■ WHAT IS NEEDED ■
Extract each line of the data below exactly as written.

Items from a dataset
↓↓↓

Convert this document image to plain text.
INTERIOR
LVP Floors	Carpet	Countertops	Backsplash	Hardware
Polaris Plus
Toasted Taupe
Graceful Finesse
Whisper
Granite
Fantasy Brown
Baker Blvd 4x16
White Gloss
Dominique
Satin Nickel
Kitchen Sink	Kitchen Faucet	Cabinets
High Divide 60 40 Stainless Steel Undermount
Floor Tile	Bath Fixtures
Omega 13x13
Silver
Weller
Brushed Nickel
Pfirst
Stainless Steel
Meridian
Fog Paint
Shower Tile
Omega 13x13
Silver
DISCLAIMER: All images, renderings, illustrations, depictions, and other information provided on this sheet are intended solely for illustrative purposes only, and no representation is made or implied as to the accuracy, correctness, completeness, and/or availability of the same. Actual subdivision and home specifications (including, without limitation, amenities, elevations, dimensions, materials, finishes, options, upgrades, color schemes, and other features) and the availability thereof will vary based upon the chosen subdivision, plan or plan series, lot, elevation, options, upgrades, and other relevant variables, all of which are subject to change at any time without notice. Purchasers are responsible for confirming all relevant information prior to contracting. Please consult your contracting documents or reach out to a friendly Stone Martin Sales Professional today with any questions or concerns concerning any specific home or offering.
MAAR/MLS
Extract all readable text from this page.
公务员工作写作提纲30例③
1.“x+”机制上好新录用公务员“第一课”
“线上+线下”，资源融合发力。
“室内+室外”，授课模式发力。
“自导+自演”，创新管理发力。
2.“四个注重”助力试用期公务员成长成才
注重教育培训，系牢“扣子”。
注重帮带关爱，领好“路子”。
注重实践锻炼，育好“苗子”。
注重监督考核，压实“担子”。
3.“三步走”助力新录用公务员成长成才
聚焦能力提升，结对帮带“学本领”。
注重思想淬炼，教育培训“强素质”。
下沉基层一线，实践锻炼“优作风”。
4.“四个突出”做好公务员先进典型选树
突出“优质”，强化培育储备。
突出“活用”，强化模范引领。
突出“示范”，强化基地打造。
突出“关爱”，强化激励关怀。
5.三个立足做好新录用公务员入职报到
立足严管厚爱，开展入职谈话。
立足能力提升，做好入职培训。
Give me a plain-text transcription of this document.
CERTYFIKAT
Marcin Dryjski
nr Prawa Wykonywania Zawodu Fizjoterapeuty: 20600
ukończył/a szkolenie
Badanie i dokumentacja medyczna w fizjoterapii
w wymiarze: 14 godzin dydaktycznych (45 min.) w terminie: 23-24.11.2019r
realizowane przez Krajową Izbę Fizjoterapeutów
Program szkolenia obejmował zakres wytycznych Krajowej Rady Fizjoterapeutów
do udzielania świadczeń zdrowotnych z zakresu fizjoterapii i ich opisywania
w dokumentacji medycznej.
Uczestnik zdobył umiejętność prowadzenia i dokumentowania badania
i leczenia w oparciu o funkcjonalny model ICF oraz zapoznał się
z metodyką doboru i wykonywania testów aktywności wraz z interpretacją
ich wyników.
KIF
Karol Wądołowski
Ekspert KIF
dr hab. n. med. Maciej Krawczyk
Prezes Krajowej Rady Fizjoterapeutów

↑↑↑

■ RIGHT ANSWER ■
Convert this document image to plain text.
INTERIOR
LVP Floors	Carpet	Countertops	Backsplash	Hardware
Polaris Plus
Toasted Taupe
Graceful Finesse
Whisper
Granite
Fantasy Brown
Baker Blvd 4x16
White Gloss
Dominique
Satin Nickel
Kitchen Sink	Kitchen Faucet	Cabinets
High Divide 60 40 Stainless Steel Undermount
Floor Tile	Bath Fixtures
Omega 13x13
Silver
Weller
Brushed Nickel
Pfirst
Stainless Steel
Meridian
Fog Paint
Shower Tile
Omega 13x13
Silver
DISCLAIMER: All images, renderings, illustrations, depictions, and other information provided on this sheet are intended solely for illustrative purposes only, and no representation is made or implied as to the accuracy, correctness, completeness, and/or availability of the same. Actual subdivision and home specifications (including, without limitation, amenities, elevations, dimensions, materials, finishes, options, upgrades, color schemes, and other features) and the availability thereof will vary based upon the chosen subdivision, plan or plan series, lot, elevation, options, upgrades, and other relevant variables, all of which are subject to change at any time without notice. Purchasers are responsible for confirming all relevant information prior to contracting. Please consult your contracting documents or reach out to a friendly Stone Martin Sales Professional today with any questions or concerns concerning any specific home or offering.
MAAR/MLS
Extract all readable text from this page.
公务员工作写作提纲30例③
1.“x+”机制上好新录用公务员“第一课”
“线上+线下”，资源融合发力。
“室内+室外”，授课模式发力。
“自导+自演”，创新管理发力。
2.“四个注重”助力试用期公务员成长成才
注重教育培训，系牢“扣子”。
注重帮带关爱，领好“路子”。
注重实践锻炼，育好“苗子”。
注重监督考核，压实“担子”。
3.“三步走”助力新录用公务员成长成才
聚焦能力提升，结对帮带“学本领”。
注重思想淬炼，教育培训“强素质”。
下沉基层一线，实践锻炼“优作风”。
4.“四个突出”做好公务员先进典型选树
突出“优质”，强化培育储备。
突出“活用”，强化模范引领。
突出“示范”，强化基地打造。
突出“关爱”，强化激励关怀。
5.三个立足做好新录用公务员入职报到
立足严管厚爱，开展入职谈话。
立足能力提升，做好入职培训。
Give me a plain-text transcription of this document.
CERTYFIKAT
Marcin Dryjski
nr Prawa Wykonywania Zawodu Fizjoterapeuty: 20600
ukończył/a szkolenie
Badanie i dokumentacja medyczna w fizjoterapii
w wymiarze: 14 godzin dydaktycznych (45 min.) w terminie: 23-24.11.2019r
realizowane przez Krajową Izbę Fizjoterapeutów
Program szkolenia obejmował zakres wytycznych Krajowej Rady Fizjoterapeutów
do udzielania świadczeń zdrowotnych z zakresu fizjoterapii i ich opisywania
w dokumentacji medycznej.
Uczestnik zdobył umiejętność prowadzenia i dokumentowania badania
i leczenia w oparciu o funkcjonalny model ICF oraz zapoznał się
z metodyką doboru i wykonywania testów aktywności wraz z interpretacją
ich wyników.
KIF
Karol Wądołowski
Ekspert KIF
dr hab. n. med. Maciej Krawczyk
Prezes Krajowej Rady Fizjoterapeutów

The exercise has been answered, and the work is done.